2016年10月22日星期六

425. Word Squares

Given a set of words (without duplicates), find all word squares you can build from them.
A sequence of words forms a valid word square if the kth row and column read the exact same string, where 0 ≤ k < max(numRows, numColumns).
For example, the word sequence ["ball","area","lead","lady"] forms a word square because each word reads the same both horizontally and vertically.
b a l l
a r e a
l e a d
l a d y
Note:
  1. There are at least 1 and at most 1000 words.
  2. All words will have the exact same length.
  3. Word length is at least 1 and at most 5.
  4. Each word contains only lowercase English alphabet a-z.
Example 1:
Input:
["area","lead","wall","lady","ball"]

Output:
[
  [ "wall",
    "area",
    "lead",
    "lady"
  ],
  [ "ball",
    "area",
    "lead",
    "lady"
  ]
]

Explanation:
The output consists of two word squares. The order of output does not matter (just the order of words in each word square matters).
Example 2:
Input:
["abat","baba","atan","atal"]

Output:
[
  [ "baba",
    "abat",
    "baba",
    "atan"
  ],
  [ "baba",
    "abat",
    "baba",
    "atal"
  ]
]

Explanation:
The output consists of two word squares. The order of output does not matter (just the order of words in each word square matters).
参考
https://discuss.leetcode.com/topic/63516/explained-my-java-solution-using-trie-126ms-16-16


需要构造这个square,可以用backtracking。构造答案的时候check constraints

思路是典型思路,但是具体操作有所不同。

首先每一行的word可以重复,因此每次dfs的时候都是从所有words 中寻找合适的word

因此问题变成如何找合适的word

合适word:each word reads the same both horizontally and vertically.
当我们随便取n个word构成word square的时候,要看第i行是否与第i列相等。但是这样做cost 太大。

####

### 任务要求:
**1)** 请根据正文回答以下问题：
(a) 题目说明中，单词总数的范围是多少？
(b) Example 1 的输出由几个 word square 组成？
(c) 中文笔记提到构造这个 square 时可以采用哪种方法？
**2)** 把条目从第一行起，到含有“table-cell: 4 <box>354 261 426 284</box>”的那一行为止（包括该行），输出为 Markdown 表格，列名为“序号”和“条目”，空行不计。
正文与条目之间没有任何关联。

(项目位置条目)
####

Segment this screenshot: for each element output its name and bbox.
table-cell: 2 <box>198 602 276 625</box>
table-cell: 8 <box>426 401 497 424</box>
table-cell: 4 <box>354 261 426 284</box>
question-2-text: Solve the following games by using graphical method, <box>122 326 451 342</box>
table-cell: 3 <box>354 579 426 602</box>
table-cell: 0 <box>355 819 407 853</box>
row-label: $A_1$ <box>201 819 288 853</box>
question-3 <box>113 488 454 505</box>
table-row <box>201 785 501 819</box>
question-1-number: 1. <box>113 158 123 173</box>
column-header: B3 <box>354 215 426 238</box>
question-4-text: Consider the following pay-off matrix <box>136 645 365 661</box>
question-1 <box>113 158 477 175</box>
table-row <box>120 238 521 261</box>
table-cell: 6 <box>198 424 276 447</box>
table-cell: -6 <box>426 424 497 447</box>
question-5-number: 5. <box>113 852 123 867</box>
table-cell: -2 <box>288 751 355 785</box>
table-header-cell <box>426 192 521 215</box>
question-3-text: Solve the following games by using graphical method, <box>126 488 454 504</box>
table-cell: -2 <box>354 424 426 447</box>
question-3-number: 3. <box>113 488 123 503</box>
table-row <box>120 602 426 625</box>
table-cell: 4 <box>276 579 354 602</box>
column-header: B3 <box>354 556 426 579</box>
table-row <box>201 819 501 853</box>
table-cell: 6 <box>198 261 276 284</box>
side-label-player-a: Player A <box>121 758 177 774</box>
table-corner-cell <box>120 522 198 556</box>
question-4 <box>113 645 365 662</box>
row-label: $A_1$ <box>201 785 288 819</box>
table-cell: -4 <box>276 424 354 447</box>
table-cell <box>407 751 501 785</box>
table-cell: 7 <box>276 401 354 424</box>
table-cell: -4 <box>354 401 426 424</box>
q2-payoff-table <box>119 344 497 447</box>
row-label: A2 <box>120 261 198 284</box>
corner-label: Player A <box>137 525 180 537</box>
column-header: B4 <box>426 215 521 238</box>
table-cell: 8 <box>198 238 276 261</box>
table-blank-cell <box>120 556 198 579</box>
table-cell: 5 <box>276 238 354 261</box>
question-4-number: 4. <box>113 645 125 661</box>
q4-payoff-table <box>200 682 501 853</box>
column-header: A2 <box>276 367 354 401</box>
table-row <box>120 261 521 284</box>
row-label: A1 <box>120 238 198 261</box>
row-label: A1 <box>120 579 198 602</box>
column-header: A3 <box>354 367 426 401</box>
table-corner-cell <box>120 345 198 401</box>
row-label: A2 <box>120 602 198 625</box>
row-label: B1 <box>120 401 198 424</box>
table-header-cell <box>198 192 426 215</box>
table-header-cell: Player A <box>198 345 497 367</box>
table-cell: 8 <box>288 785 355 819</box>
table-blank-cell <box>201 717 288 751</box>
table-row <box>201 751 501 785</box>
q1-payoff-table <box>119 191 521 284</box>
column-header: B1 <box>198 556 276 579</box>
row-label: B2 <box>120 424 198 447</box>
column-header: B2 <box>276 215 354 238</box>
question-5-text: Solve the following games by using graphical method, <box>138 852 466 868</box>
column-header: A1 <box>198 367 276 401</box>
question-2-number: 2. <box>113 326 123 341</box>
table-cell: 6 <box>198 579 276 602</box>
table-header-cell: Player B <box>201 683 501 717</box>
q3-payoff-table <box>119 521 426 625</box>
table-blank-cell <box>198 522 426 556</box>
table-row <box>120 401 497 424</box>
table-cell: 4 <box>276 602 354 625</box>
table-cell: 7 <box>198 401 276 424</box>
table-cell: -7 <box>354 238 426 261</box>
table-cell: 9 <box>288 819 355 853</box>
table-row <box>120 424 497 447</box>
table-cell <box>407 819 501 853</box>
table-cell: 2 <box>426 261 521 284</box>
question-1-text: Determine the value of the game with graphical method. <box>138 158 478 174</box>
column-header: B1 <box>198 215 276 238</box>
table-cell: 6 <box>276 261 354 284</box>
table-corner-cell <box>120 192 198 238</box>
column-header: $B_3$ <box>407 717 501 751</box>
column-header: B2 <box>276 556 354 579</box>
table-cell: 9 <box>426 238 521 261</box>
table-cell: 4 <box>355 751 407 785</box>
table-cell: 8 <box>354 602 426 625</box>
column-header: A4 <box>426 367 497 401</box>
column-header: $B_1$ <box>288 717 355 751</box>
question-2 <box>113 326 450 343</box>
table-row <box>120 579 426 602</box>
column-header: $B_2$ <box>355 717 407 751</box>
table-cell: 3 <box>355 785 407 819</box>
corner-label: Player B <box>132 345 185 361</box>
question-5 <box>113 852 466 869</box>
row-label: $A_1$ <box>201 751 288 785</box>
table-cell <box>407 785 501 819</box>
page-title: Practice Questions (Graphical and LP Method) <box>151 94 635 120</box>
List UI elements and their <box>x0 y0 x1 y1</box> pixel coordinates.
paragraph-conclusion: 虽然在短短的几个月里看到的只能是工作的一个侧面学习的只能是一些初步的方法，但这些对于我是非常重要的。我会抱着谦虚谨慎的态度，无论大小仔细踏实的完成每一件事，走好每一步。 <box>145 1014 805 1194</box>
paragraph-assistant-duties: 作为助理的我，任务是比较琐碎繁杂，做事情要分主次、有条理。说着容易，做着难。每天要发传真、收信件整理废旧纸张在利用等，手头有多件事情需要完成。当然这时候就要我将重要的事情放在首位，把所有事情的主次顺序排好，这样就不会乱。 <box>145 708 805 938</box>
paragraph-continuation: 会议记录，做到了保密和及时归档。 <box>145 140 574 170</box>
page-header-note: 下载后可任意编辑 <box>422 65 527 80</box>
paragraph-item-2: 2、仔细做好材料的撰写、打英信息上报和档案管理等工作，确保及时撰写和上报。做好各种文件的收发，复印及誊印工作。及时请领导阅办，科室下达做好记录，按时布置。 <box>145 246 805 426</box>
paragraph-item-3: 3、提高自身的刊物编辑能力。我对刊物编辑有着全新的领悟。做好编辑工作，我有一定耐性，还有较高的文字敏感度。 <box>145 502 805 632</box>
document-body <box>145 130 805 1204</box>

####

### 各题解答:
**1)**
(a) 至少 1 个，至多 1000 个。
(b) 两个。
(c) backtracking。

**2)**
| 序号 | 条目 |
|---|---|
| 1 | Segment this screenshot: for each element output its name and bbox. |
| 2 | table-cell: 2 <box>198 602 276 625</box> |
| 3 | table-cell: 8 <box>426 401 497 424</box> |
| 4 | table-cell: 4 <box>354 261 426 284</box> |